─── INFORMATION GIVEN ───

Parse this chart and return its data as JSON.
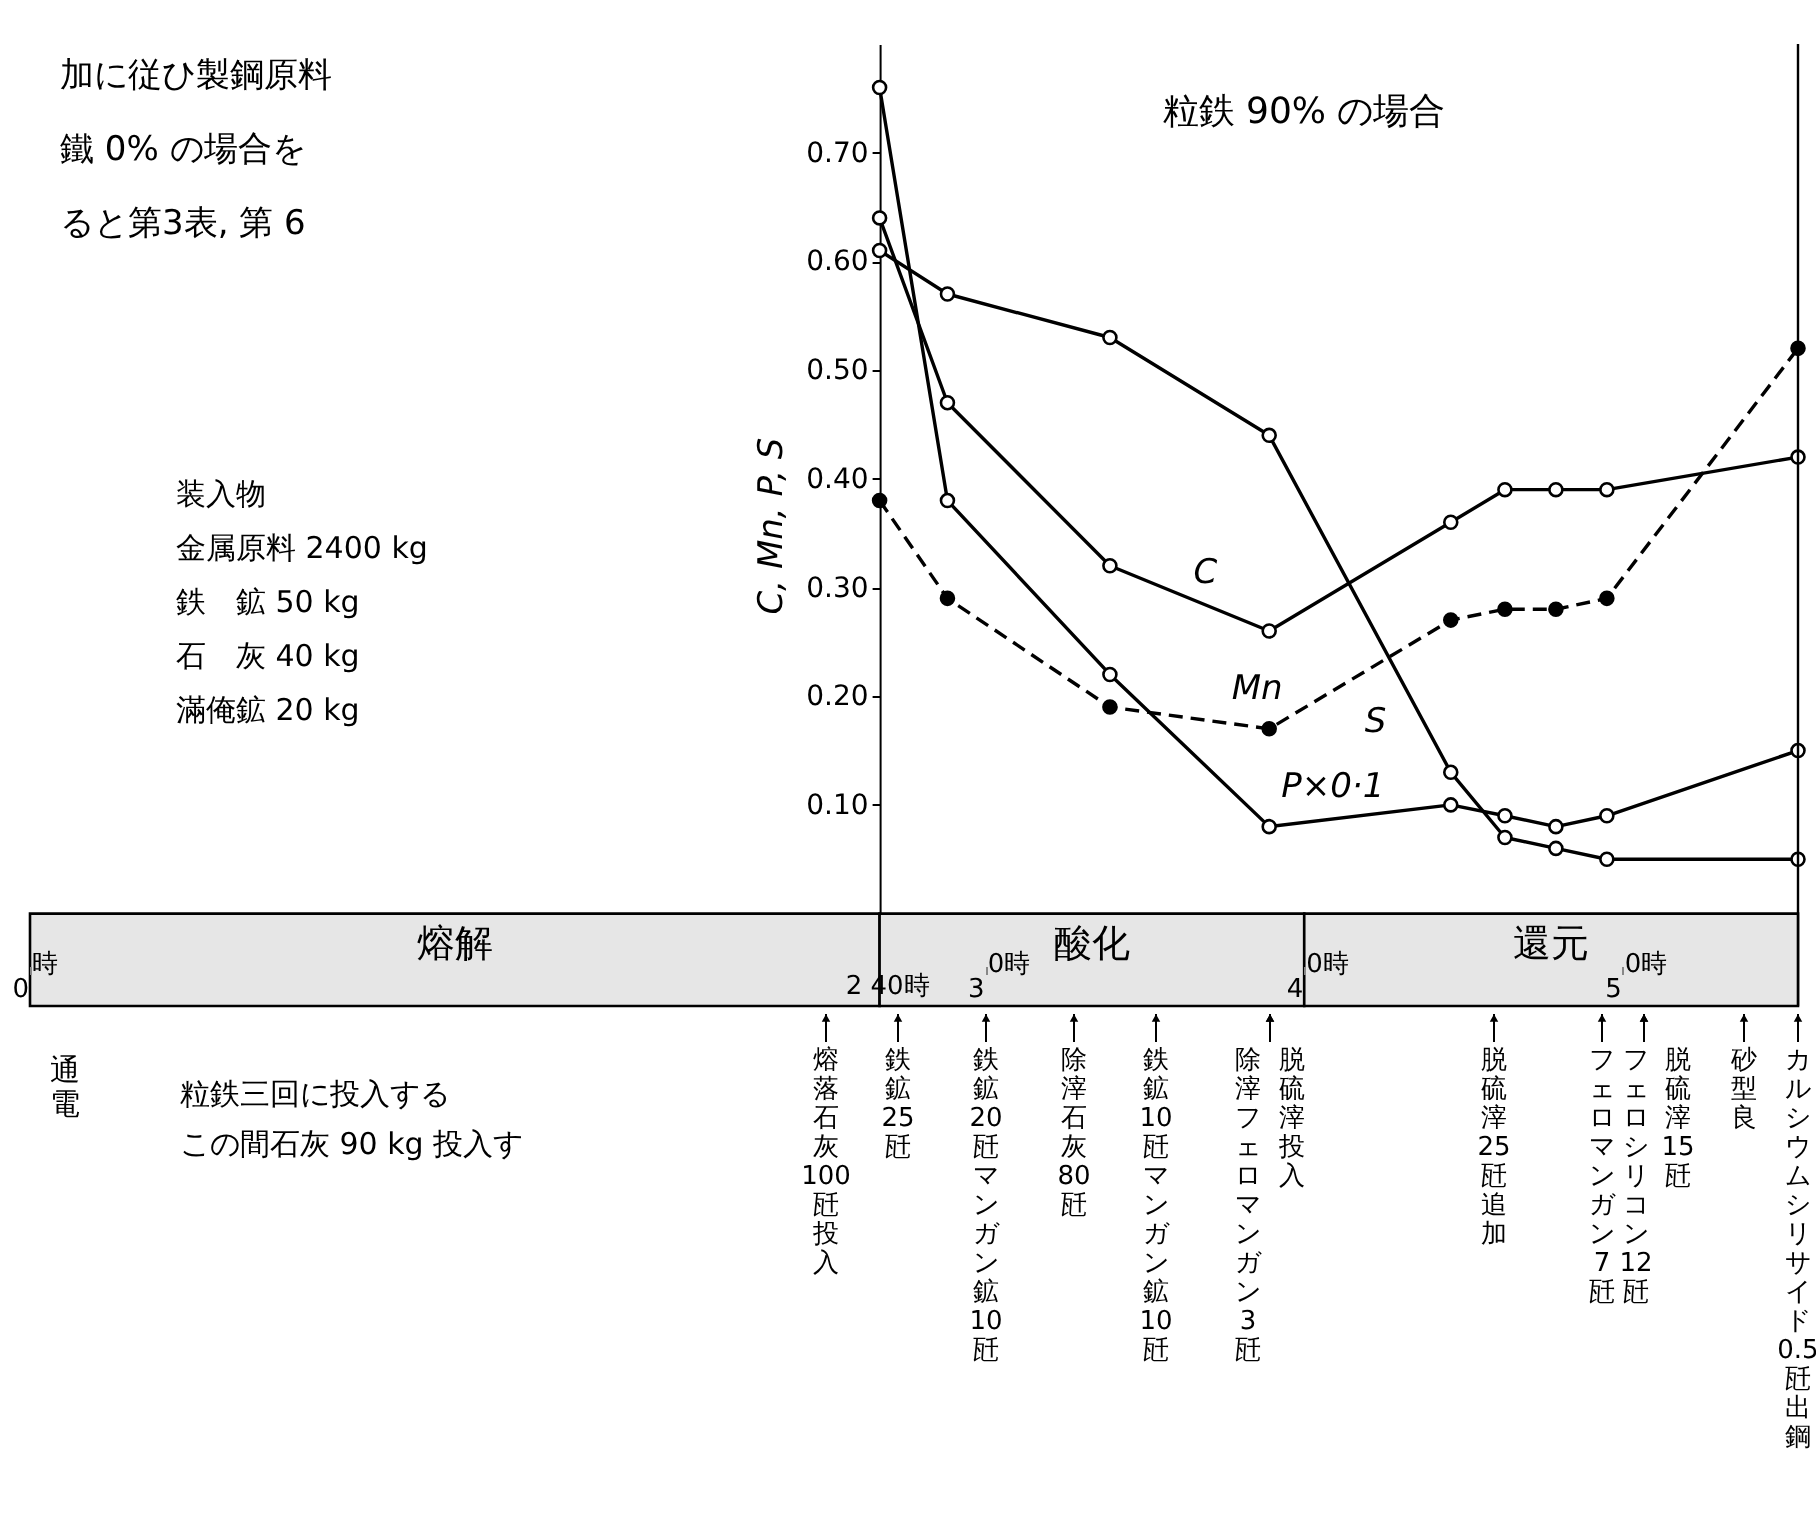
{
  "chart_data": {
    "type": "line",
    "title": "粒鉄 90% の場合",
    "ylabel": "C, Mn, P, S",
    "xlim": [
      0,
      5.55
    ],
    "xticks": [
      0,
      3,
      4,
      5
    ],
    "ylim": [
      -0.085,
      0.8
    ],
    "yticks": [
      {
        "value": 0.1,
        "label": "0.10"
      },
      {
        "value": 0.2,
        "label": "0.20"
      },
      {
        "value": 0.3,
        "label": "0.30"
      },
      {
        "value": 0.4,
        "label": "0.40"
      },
      {
        "value": 0.5,
        "label": "0.50"
      },
      {
        "value": 0.6,
        "label": "0.60"
      },
      {
        "value": 0.7,
        "label": "0.70"
      }
    ],
    "x": [
      2.667,
      2.88,
      3.39,
      3.89,
      4.46,
      4.63,
      4.79,
      4.95,
      5.55
    ],
    "series": [
      {
        "name": "C",
        "color": "#000000",
        "line_style": "solid",
        "values": [
          0.64,
          0.47,
          0.32,
          0.26,
          0.36,
          0.39,
          0.39,
          0.39,
          0.42
        ]
      },
      {
        "name": "Mn",
        "color": "#000000",
        "line_style": "dashed",
        "values": [
          0.38,
          0.29,
          0.19,
          0.17,
          0.27,
          0.28,
          0.28,
          0.29,
          0.52
        ]
      },
      {
        "name": "S",
        "color": "#000000",
        "line_style": "solid",
        "values": [
          0.61,
          0.57,
          0.53,
          0.44,
          0.13,
          0.07,
          0.06,
          0.05,
          0.05
        ]
      },
      {
        "name": "P×0·1",
        "color": "#000000",
        "line_style": "solid",
        "values": [
          0.76,
          0.38,
          0.22,
          0.08,
          0.1,
          0.09,
          0.08,
          0.09,
          0.15
        ]
      }
    ],
    "marker": "circle",
    "grid": false,
    "bands": [
      {
        "axis": "x",
        "from": 0,
        "to": 2.667,
        "label": "熔解",
        "color": "#e6e6e6"
      },
      {
        "axis": "x",
        "from": 2.667,
        "to": 4,
        "label": "酸化",
        "color": "#e6e6e6"
      },
      {
        "axis": "x",
        "from": 4,
        "to": 5.55,
        "label": "還元",
        "color": "#e6e6e6"
      }
    ],
    "annotations": [
      "加に従ひ製鋼原料",
      "鐵 0% の場合を",
      "ると第3表, 第 6",
      "装入物",
      "金属原料 2400 kg",
      "鉄　鉱 50 kg",
      "石　灰 40 kg",
      "滿俺鉱 20 kg",
      "通電",
      "粒鉄三回に投入する",
      "この間石灰 90 kg 投入す",
      "時",
      "2 40時",
      "0時",
      "0時",
      "0時",
      "熔落石灰100瓩投入",
      "鉄鉱25瓩",
      "鉄鉱20瓩マンガン鉱10瓩",
      "除滓石灰80瓩",
      "鉄鉱10瓩マンガン鉱10瓩",
      "除滓フェロマンガン3瓩",
      "脱硫滓投入",
      "脱硫滓25瓩追加",
      "フェロマンガン7瓩",
      "フェロシリコン12瓩",
      "脱硫滓15瓩",
      "砂型良",
      "カルシウムシリサイド0.5瓩出鋼"
    ]
  }
}
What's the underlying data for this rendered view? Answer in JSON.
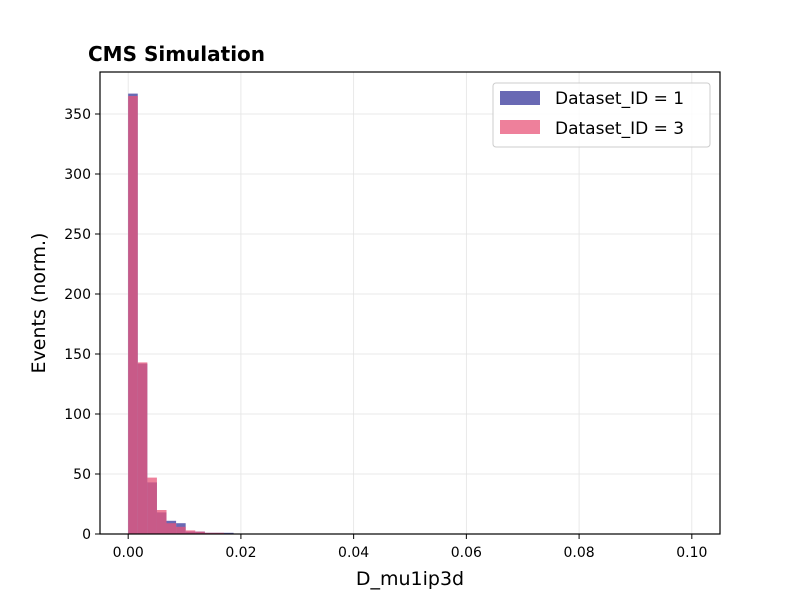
{
  "chart_data": {
    "type": "bar",
    "title": "CMS Simulation",
    "xlabel": "D_mu1ip3d",
    "ylabel": "Events (norm.)",
    "xlim": [
      -0.005,
      0.105
    ],
    "ylim": [
      0,
      385
    ],
    "xticks": [
      "0.00",
      "0.02",
      "0.04",
      "0.06",
      "0.08",
      "0.10"
    ],
    "yticks": [
      "0",
      "50",
      "100",
      "150",
      "200",
      "250",
      "300",
      "350"
    ],
    "grid": true,
    "legend_position": "top-right",
    "bin_edges": [
      0.0,
      0.0017,
      0.0034,
      0.0051,
      0.0068,
      0.0085,
      0.0102,
      0.0119,
      0.0136,
      0.0153,
      0.017,
      0.0187
    ],
    "series": [
      {
        "name": "Dataset_ID = 1",
        "color": "#3f3f9f",
        "values": [
          367,
          142,
          43,
          18,
          11,
          9,
          2,
          2,
          1,
          1,
          1
        ]
      },
      {
        "name": "Dataset_ID = 3",
        "color": "#e8557a",
        "values": [
          365,
          143,
          47,
          20,
          9,
          6,
          3,
          2,
          1,
          1,
          0
        ]
      }
    ]
  }
}
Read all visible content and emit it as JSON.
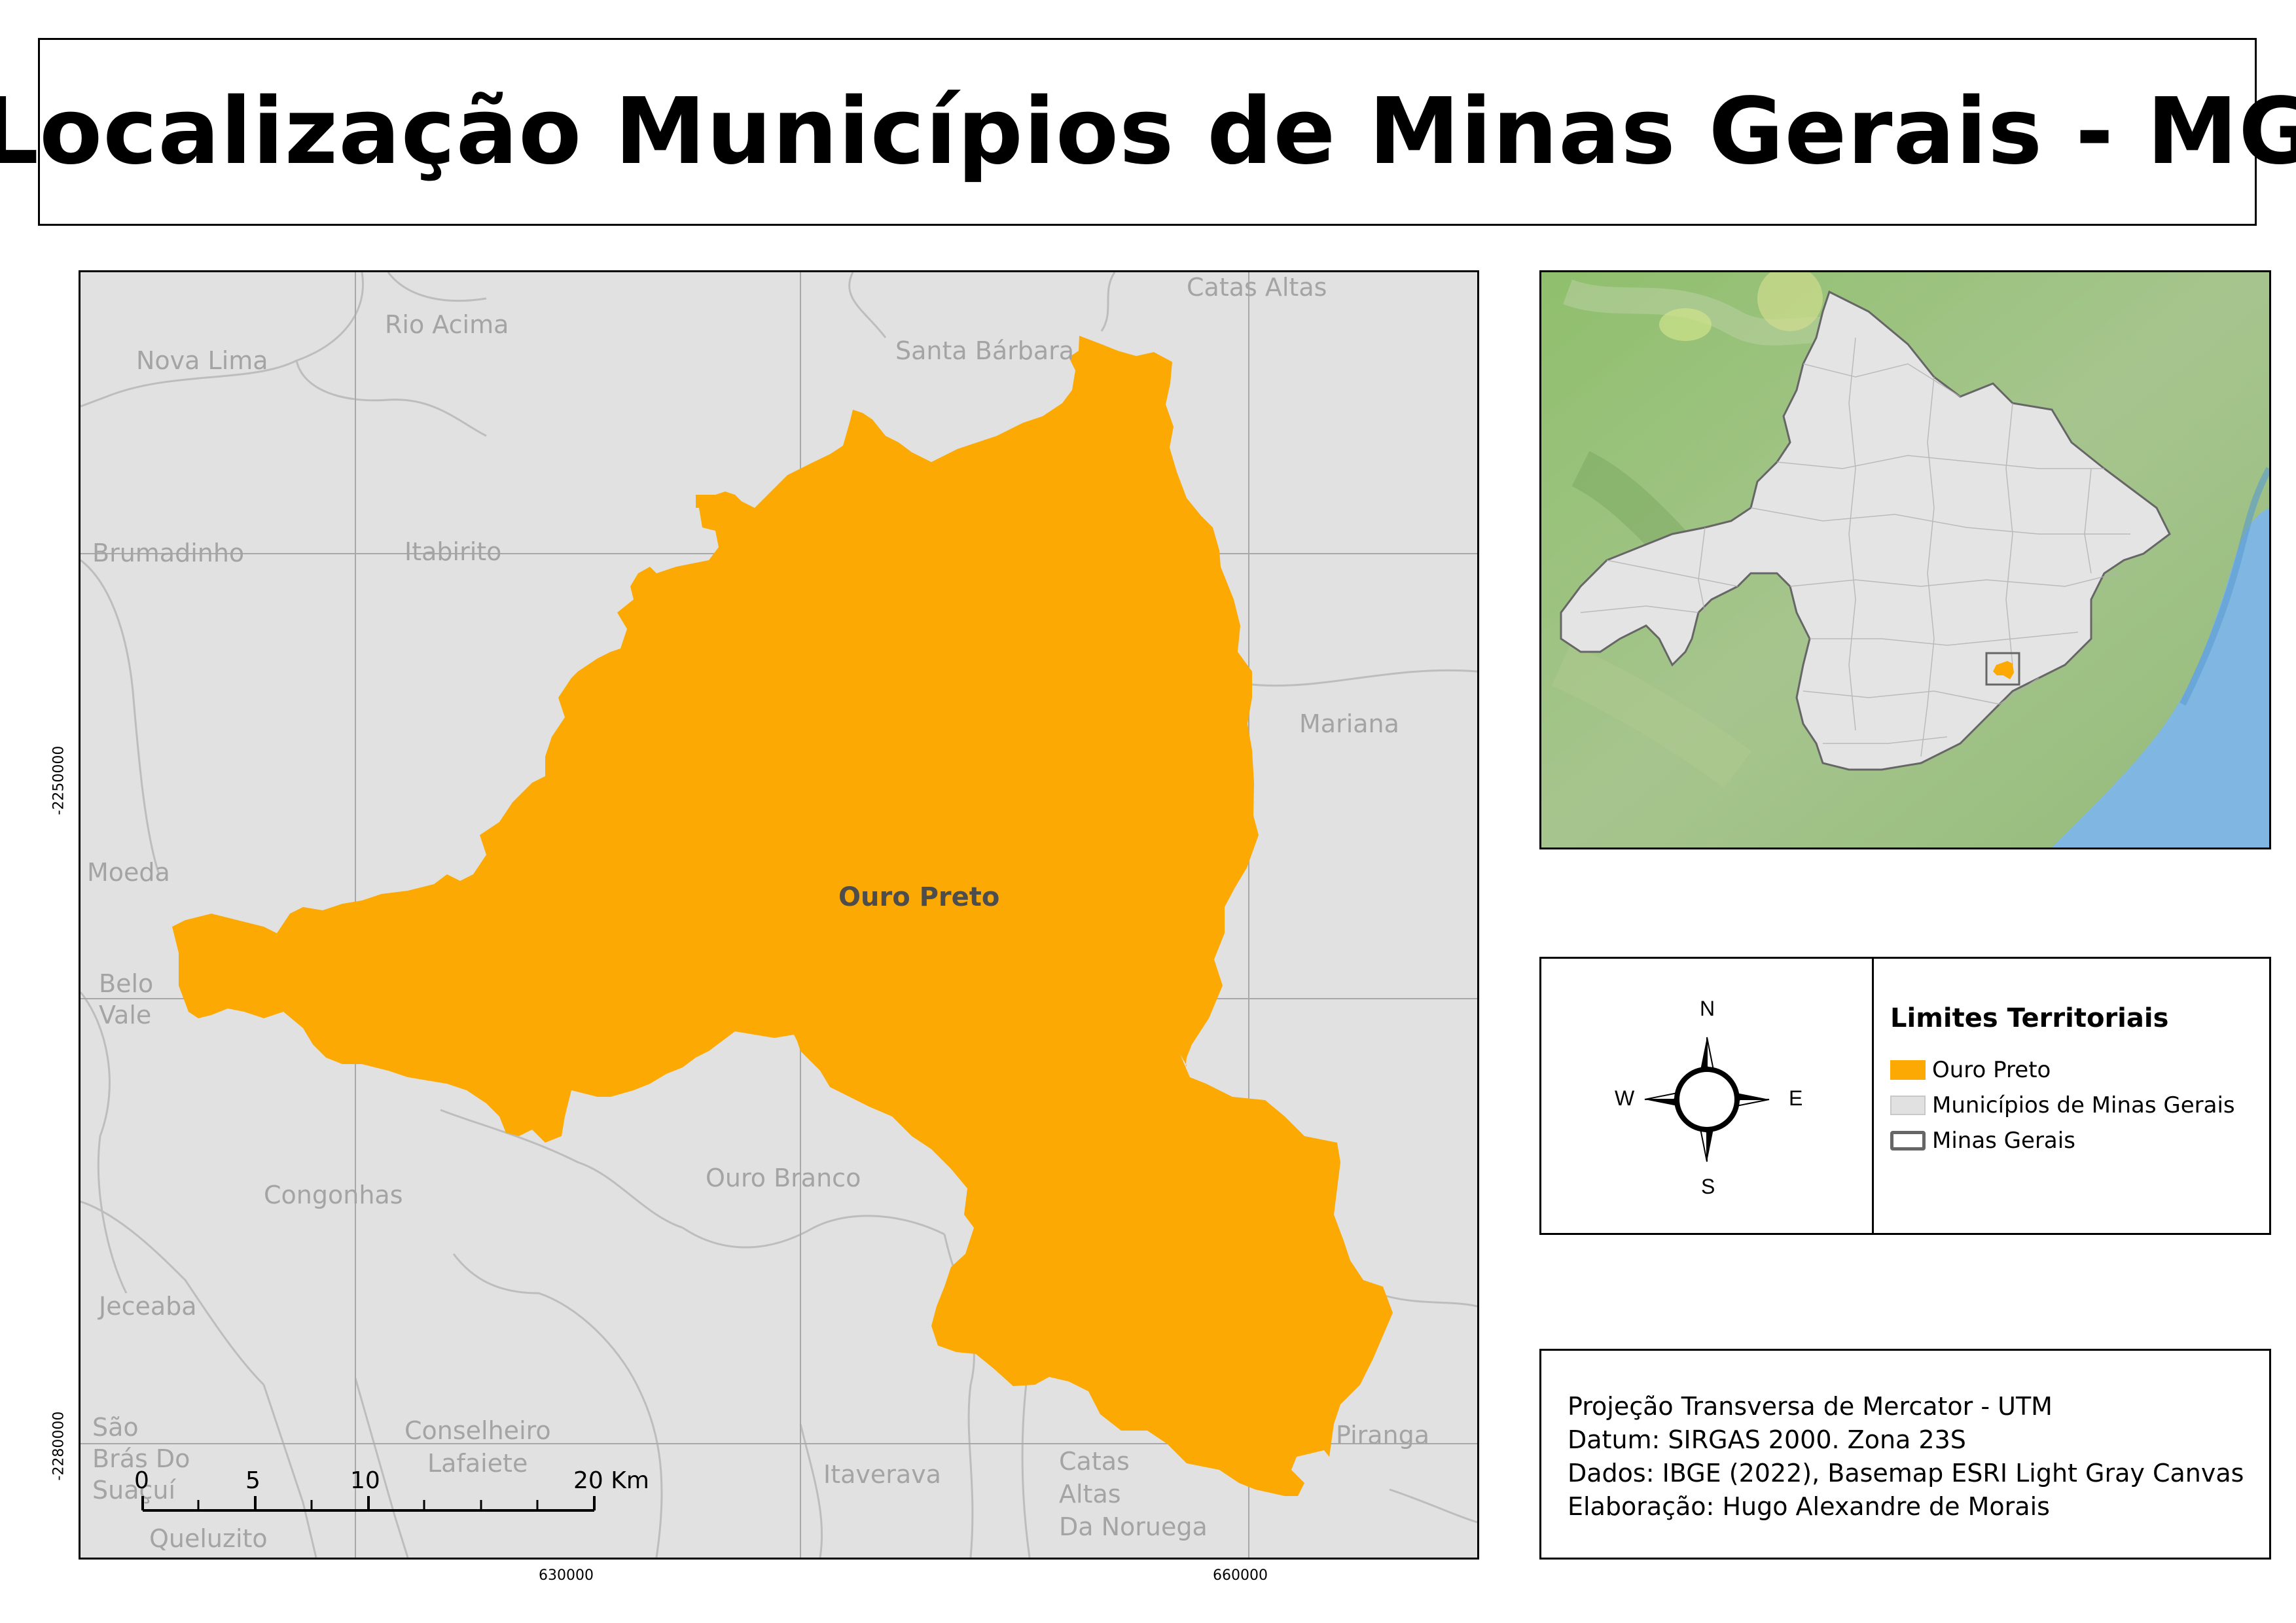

───

● WRITTEN PROBLEM
All preceding records should be duplicated verbatim, images excepted.

● REPLY
Parse this chart and return its data as JSON.
{
  "chart_data": {
    "type": "line",
    "title": "粒鉄 90% の場合",
    "ylabel": "C, Mn, P, S",
    "xlim": [
      0,
      5.55
    ],
    "xticks": [
      0,
      3,
      4,
      5
    ],
    "ylim": [
      -0.085,
      0.8
    ],
    "yticks": [
      {
        "value": 0.1,
        "label": "0.10"
      },
      {
        "value": 0.2,
        "label": "0.20"
      },
      {
        "value": 0.3,
        "label": "0.30"
      },
      {
        "value": 0.4,
        "label": "0.40"
      },
      {
        "value": 0.5,
        "label": "0.50"
      },
      {
        "value": 0.6,
        "label": "0.60"
      },
      {
        "value": 0.7,
        "label": "0.70"
      }
    ],
    "x": [
      2.667,
      2.88,
      3.39,
      3.89,
      4.46,
      4.63,
      4.79,
      4.95,
      5.55
    ],
    "series": [
      {
        "name": "C",
        "color": "#000000",
        "line_style": "solid",
        "values": [
          0.64,
          0.47,
          0.32,
          0.26,
          0.36,
          0.39,
          0.39,
          0.39,
          0.42
        ]
      },
      {
        "name": "Mn",
        "color": "#000000",
        "line_style": "dashed",
        "values": [
          0.38,
          0.29,
          0.19,
          0.17,
          0.27,
          0.28,
          0.28,
          0.29,
          0.52
        ]
      },
      {
        "name": "S",
        "color": "#000000",
        "line_style": "solid",
        "values": [
          0.61,
          0.57,
          0.53,
          0.44,
          0.13,
          0.07,
          0.06,
          0.05,
          0.05
        ]
      },
      {
        "name": "P×0·1",
        "color": "#000000",
        "line_style": "solid",
        "values": [
          0.76,
          0.38,
          0.22,
          0.08,
          0.1,
          0.09,
          0.08,
          0.09,
          0.15
        ]
      }
    ],
    "marker": "circle",
    "grid": false,
    "bands": [
      {
        "axis": "x",
        "from": 0,
        "to": 2.667,
        "label": "熔解",
        "color": "#e6e6e6"
      },
      {
        "axis": "x",
        "from": 2.667,
        "to": 4,
        "label": "酸化",
        "color": "#e6e6e6"
      },
      {
        "axis": "x",
        "from": 4,
        "to": 5.55,
        "label": "還元",
        "color": "#e6e6e6"
      }
    ],
    "annotations": [
      "加に従ひ製鋼原料",
      "鐵 0% の場合を",
      "ると第3表, 第 6",
      "装入物",
      "金属原料 2400 kg",
      "鉄　鉱 50 kg",
      "石　灰 40 kg",
      "滿俺鉱 20 kg",
      "通電",
      "粒鉄三回に投入する",
      "この間石灰 90 kg 投入す",
      "時",
      "2 40時",
      "0時",
      "0時",
      "0時",
      "熔落石灰100瓩投入",
      "鉄鉱25瓩",
      "鉄鉱20瓩マンガン鉱10瓩",
      "除滓石灰80瓩",
      "鉄鉱10瓩マンガン鉱10瓩",
      "除滓フェロマンガン3瓩",
      "脱硫滓投入",
      "脱硫滓25瓩追加",
      "フェロマンガン7瓩",
      "フェロシリコン12瓩",
      "脱硫滓15瓩",
      "砂型良",
      "カルシウムシリサイド0.5瓩出鋼"
    ]
  }
}
What's the underlying data for this rendered view? Answer in JSON.
{
  "chart_data": {
    "type": "bar",
    "title": "CMS Simulation",
    "xlabel": "D_mu1ip3d",
    "ylabel": "Events (norm.)",
    "xlim": [
      -0.005,
      0.105
    ],
    "ylim": [
      0,
      385
    ],
    "xticks": [
      "0.00",
      "0.02",
      "0.04",
      "0.06",
      "0.08",
      "0.10"
    ],
    "yticks": [
      "0",
      "50",
      "100",
      "150",
      "200",
      "250",
      "300",
      "350"
    ],
    "grid": true,
    "legend_position": "top-right",
    "bin_edges": [
      0.0,
      0.0017,
      0.0034,
      0.0051,
      0.0068,
      0.0085,
      0.0102,
      0.0119,
      0.0136,
      0.0153,
      0.017,
      0.0187
    ],
    "series": [
      {
        "name": "Dataset_ID = 1",
        "color": "#3f3f9f",
        "values": [
          367,
          142,
          43,
          18,
          11,
          9,
          2,
          2,
          1,
          1,
          1
        ]
      },
      {
        "name": "Dataset_ID = 3",
        "color": "#e8557a",
        "values": [
          365,
          143,
          47,
          20,
          9,
          6,
          3,
          2,
          1,
          1,
          0
        ]
      }
    ]
  }
}
Read all visible content and emit it as JSON.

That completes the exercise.